Copy out all lines where "전화번호" appears.

-- start INPUT MATERIAL --

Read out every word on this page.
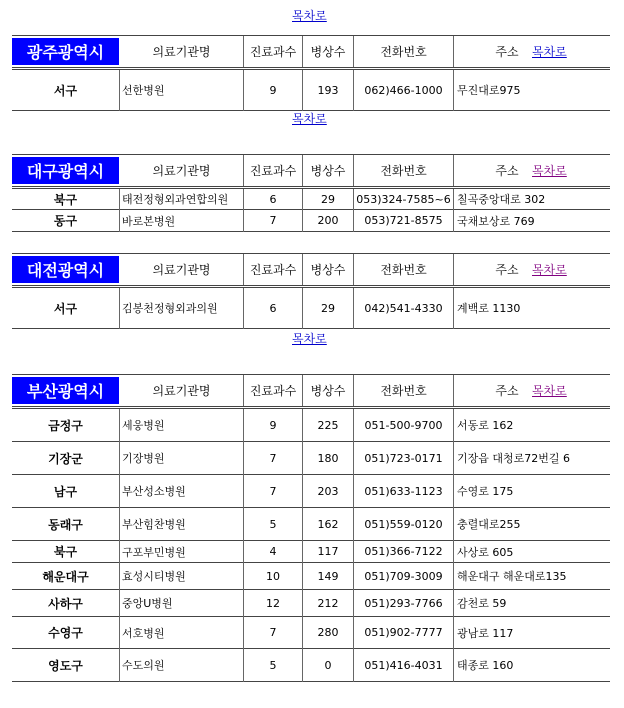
목차로
광주광역시	의료기관명	진료과수	병상수	전화번호	주소 목차로
서구	선한병원	9	193	062)466-1000	무진대로975
목차로
대구광역시	의료기관명	진료과수	병상수	전화번호	주소 목차로
북구	태전정형외과연합의원	6	29	053)324-7585~6 칠곡중앙대로 302
동구	바로본병원	7	200	053)721-8575	국채보상로 769
대전광역시	의료기관명	진료과수	병상수	전화번호	주소 목차로
서구	김봉천정형외과의원	6	29	042)541-4330	계백로 1130
목차로
부산광역시	의료기관명	진료과수	병상수	전화번호	주소 목차로
금정구	세웅병원	9	225	051-500-9700	서동로 162
기장군	기장병원	7	180	051)723-0171	기장읍 대청로72번길 6
남구	부산성소병원	7	203	051)633-1123	수영로 175
동래구	부산힘찬병원	5	162	051)559-0120	충렬대로255
북구	구포부민병원	4	117	051)366-7122	사상로 605
해운대구	효성시티병원	10	149	051)709-3009	해운대구 해운대로135
사하구	중앙U병원	12	212	051)293-7766	감천로 59
수영구	서호병원	7	280	051)902-7777	광남로 117
영도구	수도의원	5	0	051)416-4031	태종로 160
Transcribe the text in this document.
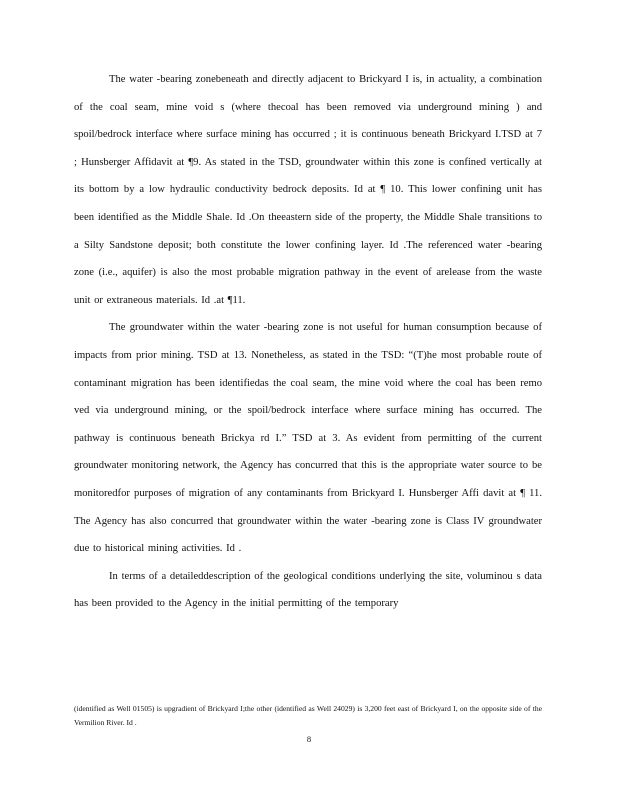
The water -bearing zonebeneath and directly adjacent to Brickyard I is, in actuality, a combination of the coal seam, mine void s (where thecoal has been removed via underground mining ) and spoil/bedrock interface where surface mining has occurred ; it is continuous beneath Brickyard I.TSD at 7 ; Hunsberger Affidavit at ¶9. As stated in the TSD, groundwater within this zone is confined vertically at its bottom by a low hydraulic conductivity bedrock deposits. Id at ¶ 10. This lower confining unit has been identified as the Middle Shale. Id .On theeastern side of the property, the Middle Shale transitions to a Silty Sandstone deposit; both constitute the lower confining layer. Id .The referenced water -bearing zone (i.e., aquifer) is also the most probable migration pathway in the event of arelease from the waste unit or extraneous materials. Id .at ¶11.

The groundwater within the water -bearing zone is not useful for human consumption because of impacts from prior mining. TSD at 13. Nonetheless, as stated in the TSD: “(T)he most probable route of contaminant migration has been identifiedas the coal seam, the mine void where the coal has been remo ved via underground mining, or the spoil/bedrock interface where surface mining has occurred. The pathway is continuous beneath Brickya rd I.” TSD at 3. As evident from permitting of the current groundwater monitoring network, the Agency has concurred that this is the appropriate water source to be monitoredfor purposes of migration of any contaminants from Brickyard I. Hunsberger Affi davit at ¶ 11. The Agency has also concurred that groundwater within the water -bearing zone is Class IV groundwater due to historical mining activities. Id .

In terms of a detaileddescription of the geological conditions underlying the site, voluminou s data has been provided to the Agency in the initial permitting of the temporary

(identified as Well 01505) is upgradient of Brickyard I;the other (identified as Well 24029) is 3,200 feet east of Brickyard I, on the opposite side of the Vermilion River. Id .
8
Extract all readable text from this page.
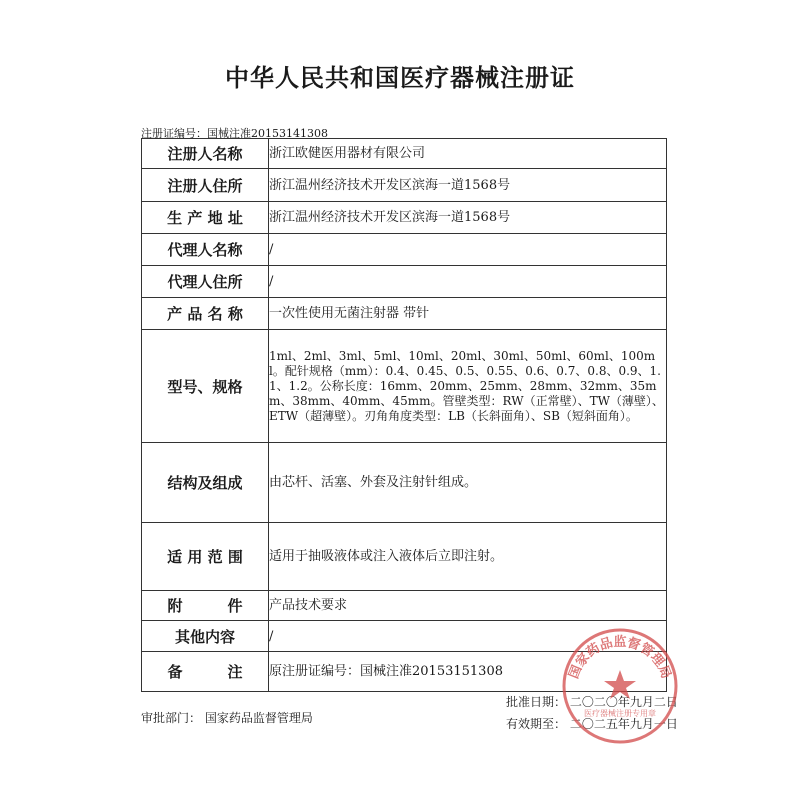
中华人民共和国医疗器械注册证
注册证编号：国械注准20153141308
注册人名称	浙江欧健医用器材有限公司
注册人住所	浙江温州经济技术开发区滨海一道1568号
生 产 地 址	浙江温州经济技术开发区滨海一道1568号
代理人名称	/
代理人住所	/
产 品 名 称	一次性使用无菌注射器 带针
型号、规格	1ml、2ml、3ml、5ml、10ml、20ml、30ml、50ml、60ml、100ml。配针规格（mm）：0.4、0.45、0.5、0.55、0.6、0.7、0.8、0.9、1.1、1.2。公称长度：16mm、20mm、25mm、28mm、32mm、35mm、38mm、40mm、45mm。管壁类型：RW（正常壁）、TW（薄壁）、ETW（超薄壁）。刃角角度类型：LB（长斜面角）、SB（短斜面角）。

结构及组成	由芯杆、活塞、外套及注射针组成。
适 用 范 围	适用于抽吸液体或注入液体后立即注射。
附　　　件	产品技术要求
其他内容	/
备　　　注	原注册证编号：国械注准20153151308
审批部门： 国家药品监督管理局
批准日期： 二〇二〇年九月二日
有效期至： 二〇二五年九月一日
国家药品监督管理局
医疗器械注册专用章
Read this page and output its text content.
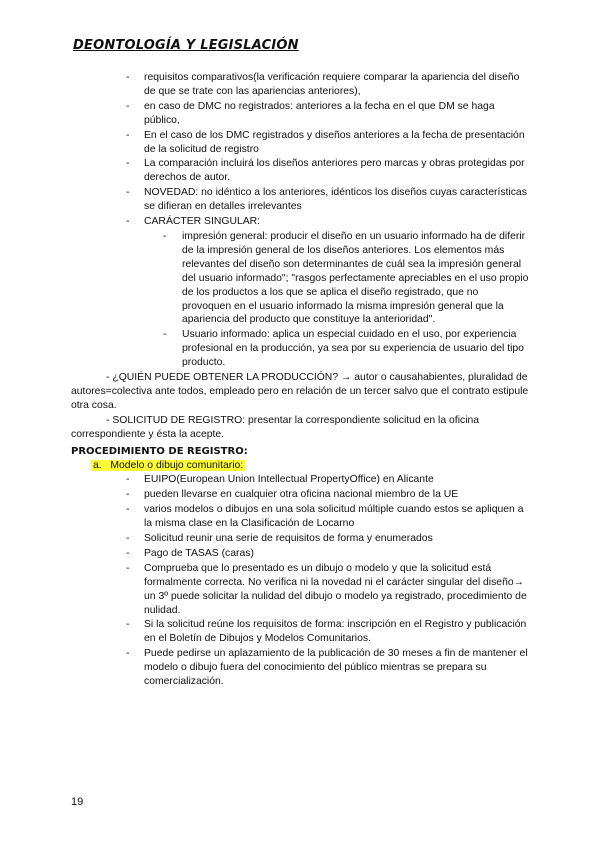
DEONTOLOGÍA Y LEGISLACIÓN
- requisitos comparativos(la verificación requiere comparar la apariencia del diseño de que se trate con las apariencias anteriores),
- en caso de DMC no registrados: anteriores a la fecha en el que DM se haga público,
- En el caso de los DMC registrados y diseños anteriores a la fecha de presentación de la solicitud de registro
- La comparación incluirá los diseños anteriores pero marcas y obras protegidas por derechos de autor.
- NOVEDAD: no idéntico a los anteriores, idénticos los diseños cuyas características se difieran en detalles irrelevantes
- CARÁCTER SINGULAR:
- impresión general: producir el diseño en un usuario informado ha de diferir de la impresión general de los diseños anteriores. Los elementos más relevantes del diseño son determinantes de cuál sea la impresión general del usuario informado"; "rasgos perfectamente apreciables en el uso propio de los productos a los que se aplica el diseño registrado, que no provoquen en el usuario informado la misma impresión general que la apariencia del producto que constituye la anterioridad".
- Usuario informado: aplica un especial cuidado en el uso, por experiencia profesional en la producción, ya sea por su experiencia de usuario del tipo producto.

- ¿QUIÉN PUEDE OBTENER LA PRODUCCIÓN? → autor o causahabientes, pluralidad de autores=colectiva ante todos, empleado pero en relación de un tercer salvo que el contrato estipule otra cosa.

- SOLICITUD DE REGISTRO: presentar la correspondiente solicitud en la oficina correspondiente y ésta la acepte.

PROCEDIMIENTO DE REGISTRO:
a. Modelo o dibujo comunitario:
- EUIPO(European Union Intellectual PropertyOffice) en Alicante
- pueden llevarse en cualquier otra oficina nacional miembro de la UE
- varios modelos o dibujos en una sola solicitud múltiple cuando estos se apliquen a la misma clase en la Clasificación de Locarno
- Solicitud reunir una serie de requisitos de forma y enumerados
- Pago de TASAS (caras)
- Comprueba que lo presentado es un dibujo o modelo y que la solicitud está formalmente correcta. No verifica ni la novedad ni el carácter singular del diseño→ un 3º puede solicitar la nulidad del dibujo o modelo ya registrado, procedimiento de nulidad.
- Si la solicitud reúne los requisitos de forma: inscripción en el Registro y publicación en el Boletín de Dibujos y Modelos Comunitarios.
- Puede pedirse un aplazamiento de la publicación de 30 meses a fin de mantener el modelo o dibujo fuera del conocimiento del público mientras se prepara su comercialización.
19
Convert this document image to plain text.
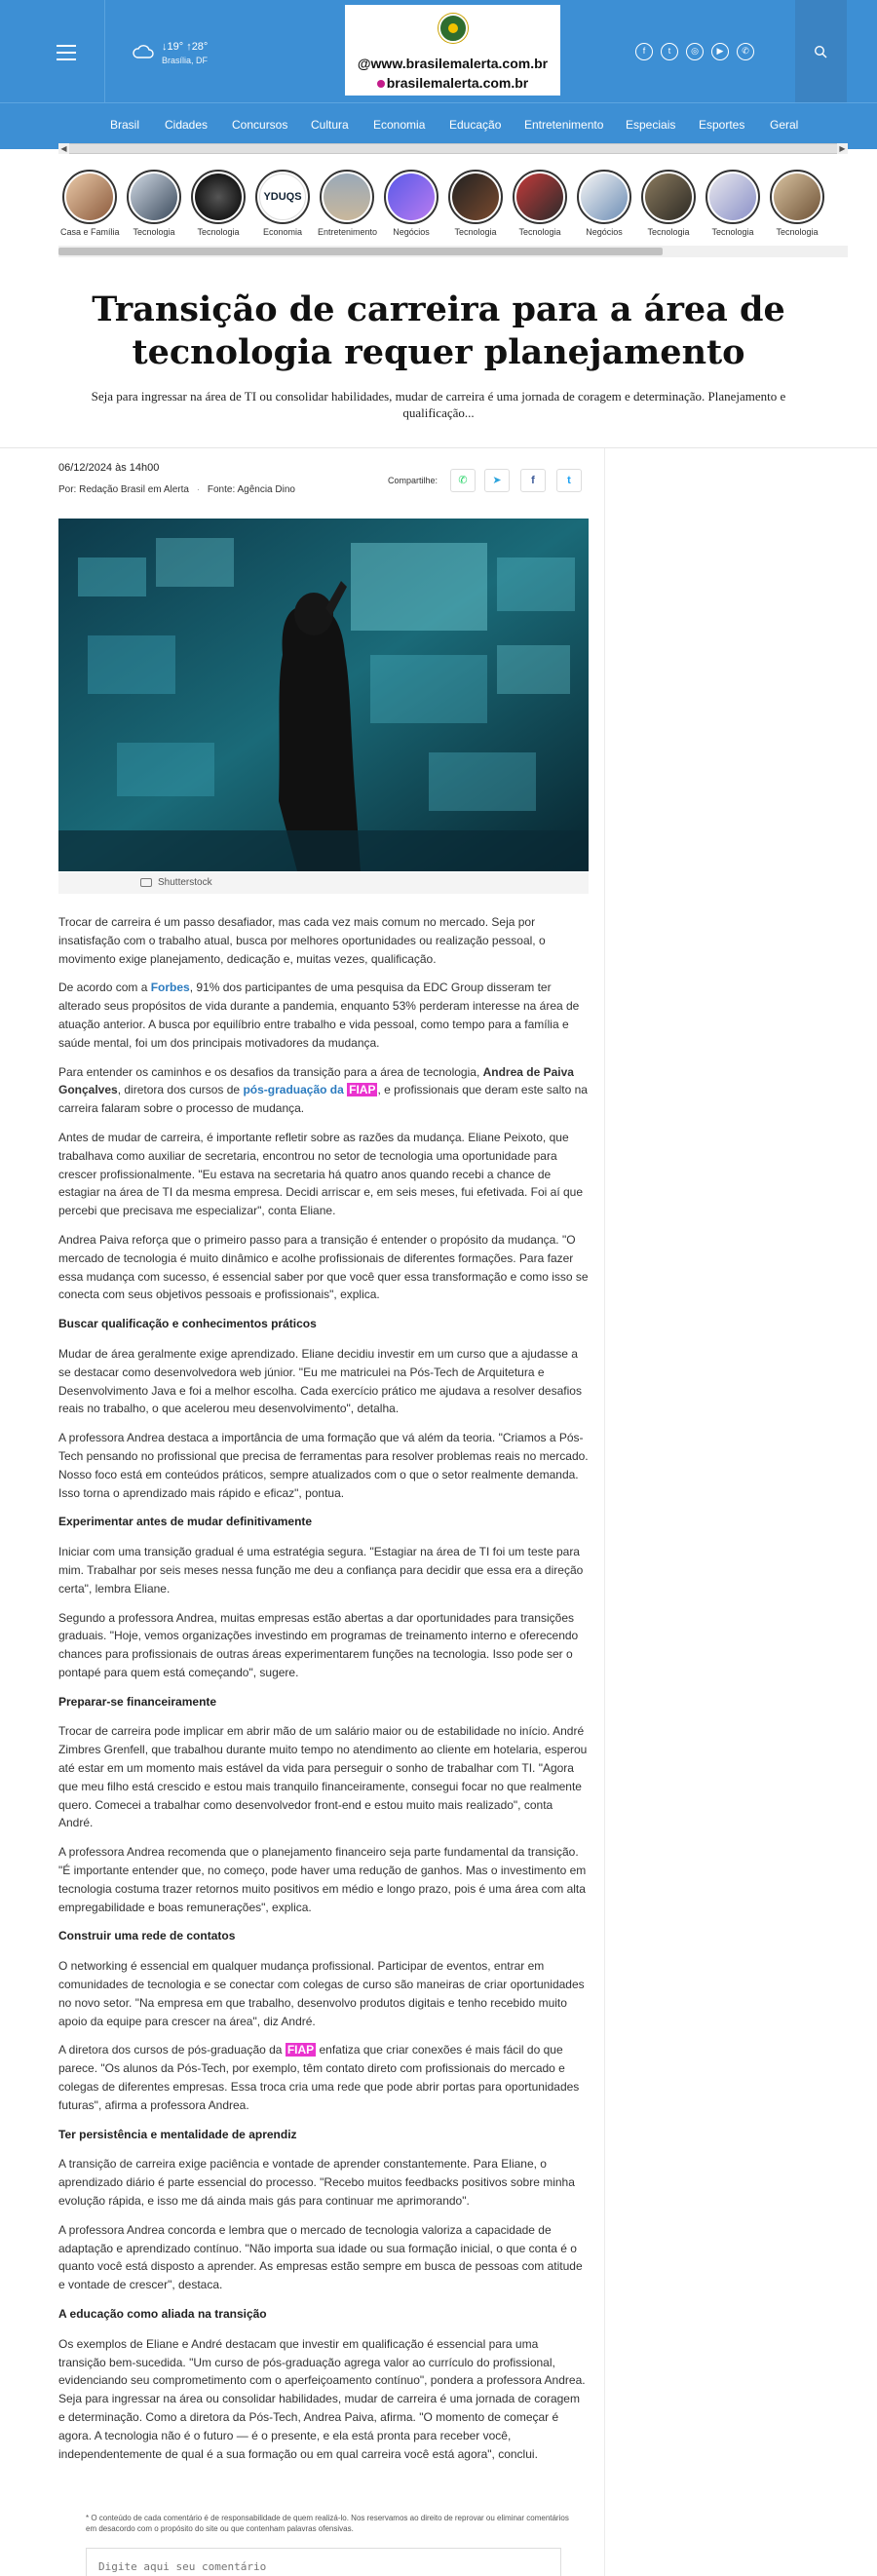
↓19° ↑28°
Brasília, DF	@www.brasilemalerta.com.br
brasilemalerta.com.br
f	t	◎	▶	✆
Brasil Cidades Concursos Cultura Economia Educação Entretenimento Especiais Esportes Geral
◀	▶
Casa e Família	Tecnologia	Tecnologia
YDUQS
Economia	Entretenimento	Negócios	Tecnologia	Tecnologia	Negócios	Tecnologia	Tecnologia	Tecnologia
Transição de carreira para a área de tecnologia requer planejamento
Seja para ingressar na área de TI ou consolidar habilidades, mudar de carreira é uma jornada de coragem e determinação. Planejamento e qualificação...
06/12/2024 às 14h00
Por: Redação Brasil em Alerta · Fonte: Agência Dino
Compartilhe:	✆	➤	f	t
Shutterstock

Trocar de carreira é um passo desafiador, mas cada vez mais comum no mercado. Seja por insatisfação com o trabalho atual, busca por melhores oportunidades ou realização pessoal, o movimento exige planejamento, dedicação e, muitas vezes, qualificação.

De acordo com a Forbes, 91% dos participantes de uma pesquisa da EDC Group disseram ter alterado seus propósitos de vida durante a pandemia, enquanto 53% perderam interesse na área de atuação anterior. A busca por equilíbrio entre trabalho e vida pessoal, como tempo para a família e saúde mental, foi um dos principais motivadores da mudança.

Para entender os caminhos e os desafios da transição para a área de tecnologia, Andrea de Paiva Gonçalves, diretora dos cursos de pós-graduação da FIAP , e profissionais que deram este salto na carreira falaram sobre o processo de mudança.

Antes de mudar de carreira, é importante refletir sobre as razões da mudança. Eliane Peixoto, que trabalhava como auxiliar de secretaria, encontrou no setor de tecnologia uma oportunidade para crescer profissionalmente. "Eu estava na secretaria há quatro anos quando recebi a chance de estagiar na área de TI da mesma empresa. Decidi arriscar e, em seis meses, fui efetivada. Foi aí que percebi que precisava me especializar", conta Eliane.

Andrea Paiva reforça que o primeiro passo para a transição é entender o propósito da mudança. "O mercado de tecnologia é muito dinâmico e acolhe profissionais de diferentes formações. Para fazer essa mudança com sucesso, é essencial saber por que você quer essa transformação e como isso se conecta com seus objetivos pessoais e profissionais", explica.

Buscar qualificação e conhecimentos práticos

Mudar de área geralmente exige aprendizado. Eliane decidiu investir em um curso que a ajudasse a se destacar como desenvolvedora web júnior. "Eu me matriculei na Pós-Tech de Arquitetura e Desenvolvimento Java e foi a melhor escolha. Cada exercício prático me ajudava a resolver desafios reais no trabalho, o que acelerou meu desenvolvimento", detalha.

A professora Andrea destaca a importância de uma formação que vá além da teoria. "Criamos a Pós-Tech pensando no profissional que precisa de ferramentas para resolver problemas reais no mercado. Nosso foco está em conteúdos práticos, sempre atualizados com o que o setor realmente demanda. Isso torna o aprendizado mais rápido e eficaz", pontua.

Experimentar antes de mudar definitivamente

Iniciar com uma transição gradual é uma estratégia segura. "Estagiar na área de TI foi um teste para mim. Trabalhar por seis meses nessa função me deu a confiança para decidir que essa era a direção certa", lembra Eliane.

Segundo a professora Andrea, muitas empresas estão abertas a dar oportunidades para transições graduais. "Hoje, vemos organizações investindo em programas de treinamento interno e oferecendo chances para profissionais de outras áreas experimentarem funções na tecnologia. Isso pode ser o pontapé para quem está começando", sugere.

Preparar-se financeiramente

Trocar de carreira pode implicar em abrir mão de um salário maior ou de estabilidade no início. André Zimbres Grenfell, que trabalhou durante muito tempo no atendimento ao cliente em hotelaria, esperou até estar em um momento mais estável da vida para perseguir o sonho de trabalhar com TI. "Agora que meu filho está crescido e estou mais tranquilo financeiramente, consegui focar no que realmente quero. Comecei a trabalhar como desenvolvedor front-end e estou muito mais realizado", conta André.

A professora Andrea recomenda que o planejamento financeiro seja parte fundamental da transição. "É importante entender que, no começo, pode haver uma redução de ganhos. Mas o investimento em tecnologia costuma trazer retornos muito positivos em médio e longo prazo, pois é uma área com alta empregabilidade e boas remunerações", explica.

Construir uma rede de contatos

O networking é essencial em qualquer mudança profissional. Participar de eventos, entrar em comunidades de tecnologia e se conectar com colegas de curso são maneiras de criar oportunidades no novo setor. "Na empresa em que trabalho, desenvolvo produtos digitais e tenho recebido muito apoio da equipe para crescer na área", diz André.

A diretora dos cursos de pós-graduação da FIAP enfatiza que criar conexões é mais fácil do que parece. "Os alunos da Pós-Tech, por exemplo, têm contato direto com profissionais do mercado e colegas de diferentes empresas. Essa troca cria uma rede que pode abrir portas para oportunidades futuras", afirma a professora Andrea.

Ter persistência e mentalidade de aprendiz

A transição de carreira exige paciência e vontade de aprender constantemente. Para Eliane, o aprendizado diário é parte essencial do processo. "Recebo muitos feedbacks positivos sobre minha evolução rápida, e isso me dá ainda mais gás para continuar me aprimorando".

A professora Andrea concorda e lembra que o mercado de tecnologia valoriza a capacidade de adaptação e aprendizado contínuo. "Não importa sua idade ou sua formação inicial, o que conta é o quanto você está disposto a aprender. As empresas estão sempre em busca de pessoas com atitude e vontade de crescer", destaca.

A educação como aliada na transição

Os exemplos de Eliane e André destacam que investir em qualificação é essencial para uma transição bem-sucedida. "Um curso de pós-graduação agrega valor ao currículo do profissional, evidenciando seu comprometimento com o aperfeiçoamento contínuo", pondera a professora Andrea. Seja para ingressar na área ou consolidar habilidades, mudar de carreira é uma jornada de coragem e determinação. Como a diretora da Pós-Tech, Andrea Paiva, afirma. "O momento de começar é agora. A tecnologia não é o futuro — é o presente, e ela está pronta para receber você, independentemente de qual é a sua formação ou em qual carreira você está agora", conclui.

* O conteúdo de cada comentário é de responsabilidade de quem realizá-lo. Nos reservamos ao direito de reprovar ou eliminar comentários em desacordo com o propósito do site ou que contenham palavras ofensivas.
Digite aqui seu comentário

-- end INPUT MATERIAL --

• **COMPLETED EXERCISE**:
광주광역시	의료기관명	진료과수	병상수	전화번호	주소 목차로
대구광역시	의료기관명	진료과수	병상수	전화번호	주소 목차로
대전광역시	의료기관명	진료과수	병상수	전화번호	주소 목차로
부산광역시	의료기관명	진료과수	병상수	전화번호	주소 목차로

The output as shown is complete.